— start Data provided —

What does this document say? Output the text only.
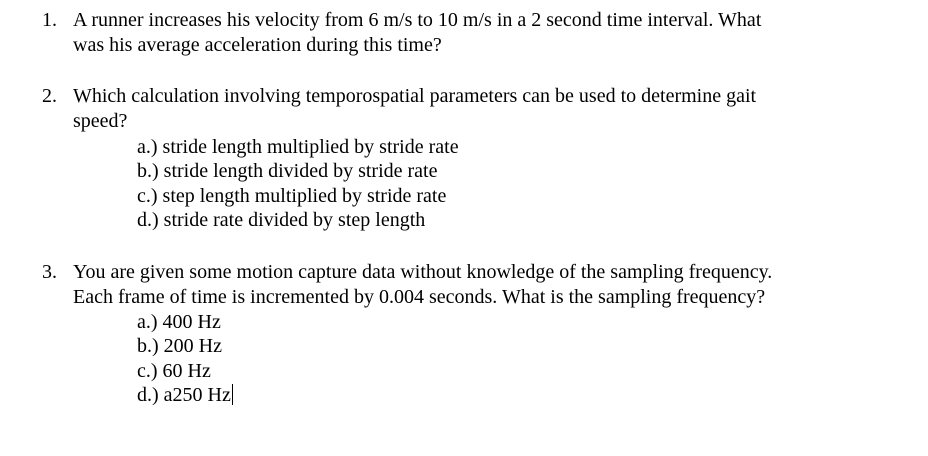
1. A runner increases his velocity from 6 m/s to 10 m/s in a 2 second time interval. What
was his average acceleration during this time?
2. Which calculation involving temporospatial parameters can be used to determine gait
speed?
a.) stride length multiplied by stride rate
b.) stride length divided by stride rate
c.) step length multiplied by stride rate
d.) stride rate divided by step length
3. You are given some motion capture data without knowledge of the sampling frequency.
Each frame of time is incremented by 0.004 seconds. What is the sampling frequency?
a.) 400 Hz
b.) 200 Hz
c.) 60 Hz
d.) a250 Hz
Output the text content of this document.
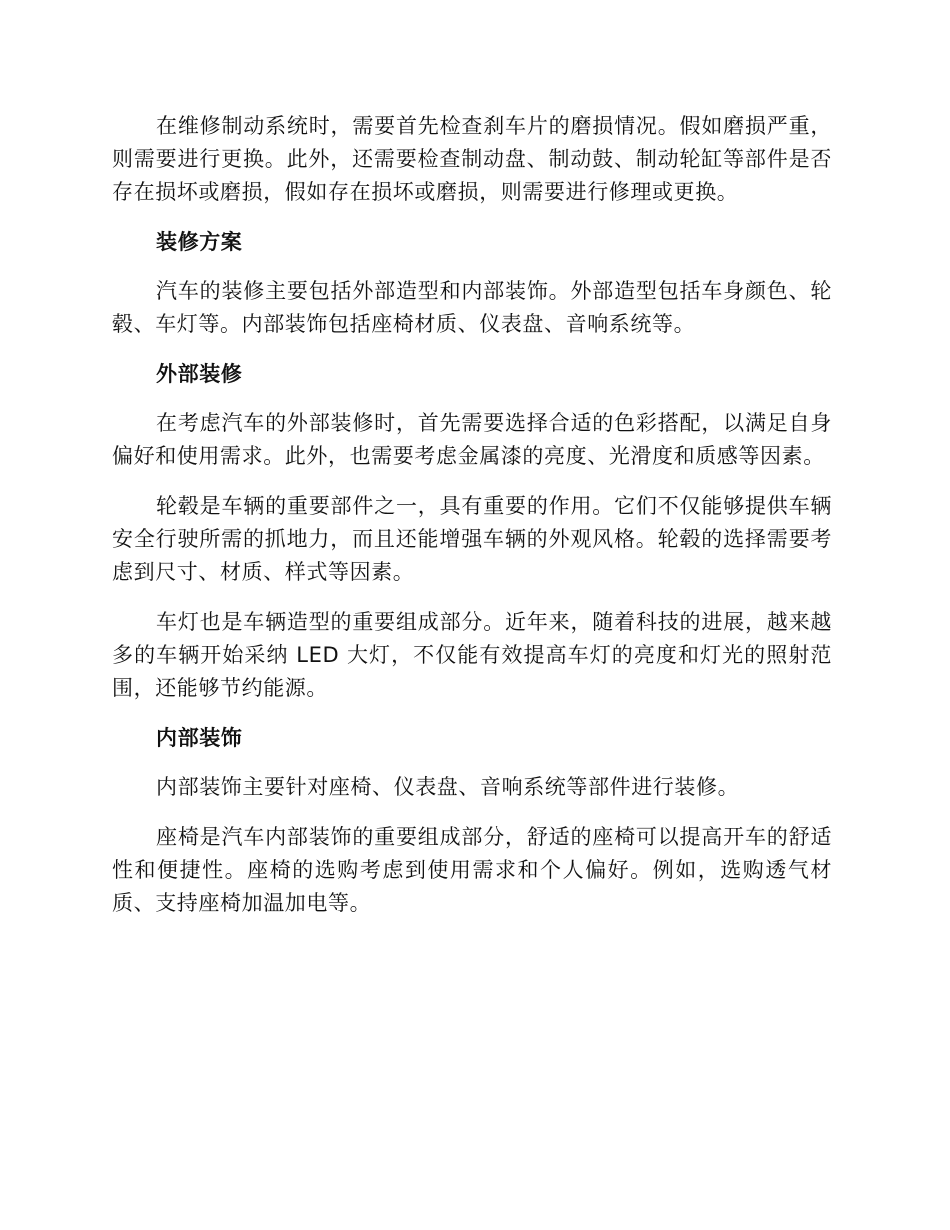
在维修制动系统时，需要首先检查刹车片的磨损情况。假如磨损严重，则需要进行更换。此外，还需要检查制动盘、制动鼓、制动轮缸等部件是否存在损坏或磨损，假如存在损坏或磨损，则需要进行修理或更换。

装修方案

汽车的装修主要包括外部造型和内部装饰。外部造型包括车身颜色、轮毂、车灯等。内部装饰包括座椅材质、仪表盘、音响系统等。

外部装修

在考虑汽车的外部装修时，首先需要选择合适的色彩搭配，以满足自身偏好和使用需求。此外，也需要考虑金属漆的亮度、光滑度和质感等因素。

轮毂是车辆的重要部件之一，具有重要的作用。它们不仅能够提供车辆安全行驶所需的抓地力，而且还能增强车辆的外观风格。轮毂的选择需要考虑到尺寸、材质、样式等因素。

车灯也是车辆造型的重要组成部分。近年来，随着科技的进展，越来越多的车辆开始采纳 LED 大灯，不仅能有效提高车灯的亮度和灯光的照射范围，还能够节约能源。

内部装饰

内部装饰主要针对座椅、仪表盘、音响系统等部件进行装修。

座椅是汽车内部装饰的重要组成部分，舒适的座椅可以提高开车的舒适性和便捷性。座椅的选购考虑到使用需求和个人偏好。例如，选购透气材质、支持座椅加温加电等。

— end Data provided —

■ Your goal
Copy each line of the records precisely and drop any images they hold.

■ Solution to this task
What does this document say? Output the text only.
1. A runner increases his velocity from 6 m/s to 10 m/s in a 2 second time interval. What
was his average acceleration during this time?
2. Which calculation involving temporospatial parameters can be used to determine gait
speed?
a.) stride length multiplied by stride rate
b.) stride length divided by stride rate
c.) step length multiplied by stride rate
d.) stride rate divided by step length
3. You are given some motion capture data without knowledge of the sampling frequency.
Each frame of time is incremented by 0.004 seconds. What is the sampling frequency?
a.) 400 Hz
b.) 200 Hz
c.) 60 Hz
d.) a250 Hz
Output the text content of this document.
在维修制动系统时，需要首先检查刹车片的磨损情况。假如磨损严重，则需要进行更换。此外，还需要检查制动盘、制动鼓、制动轮缸等部件是否存在损坏或磨损，假如存在损坏或磨损，则需要进行修理或更换。

装修方案

汽车的装修主要包括外部造型和内部装饰。外部造型包括车身颜色、轮毂、车灯等。内部装饰包括座椅材质、仪表盘、音响系统等。

外部装修

在考虑汽车的外部装修时，首先需要选择合适的色彩搭配，以满足自身偏好和使用需求。此外，也需要考虑金属漆的亮度、光滑度和质感等因素。

轮毂是车辆的重要部件之一，具有重要的作用。它们不仅能够提供车辆安全行驶所需的抓地力，而且还能增强车辆的外观风格。轮毂的选择需要考虑到尺寸、材质、样式等因素。

车灯也是车辆造型的重要组成部分。近年来，随着科技的进展，越来越多的车辆开始采纳 LED 大灯，不仅能有效提高车灯的亮度和灯光的照射范围，还能够节约能源。

内部装饰

内部装饰主要针对座椅、仪表盘、音响系统等部件进行装修。

座椅是汽车内部装饰的重要组成部分，舒适的座椅可以提高开车的舒适性和便捷性。座椅的选购考虑到使用需求和个人偏好。例如，选购透气材质、支持座椅加温加电等。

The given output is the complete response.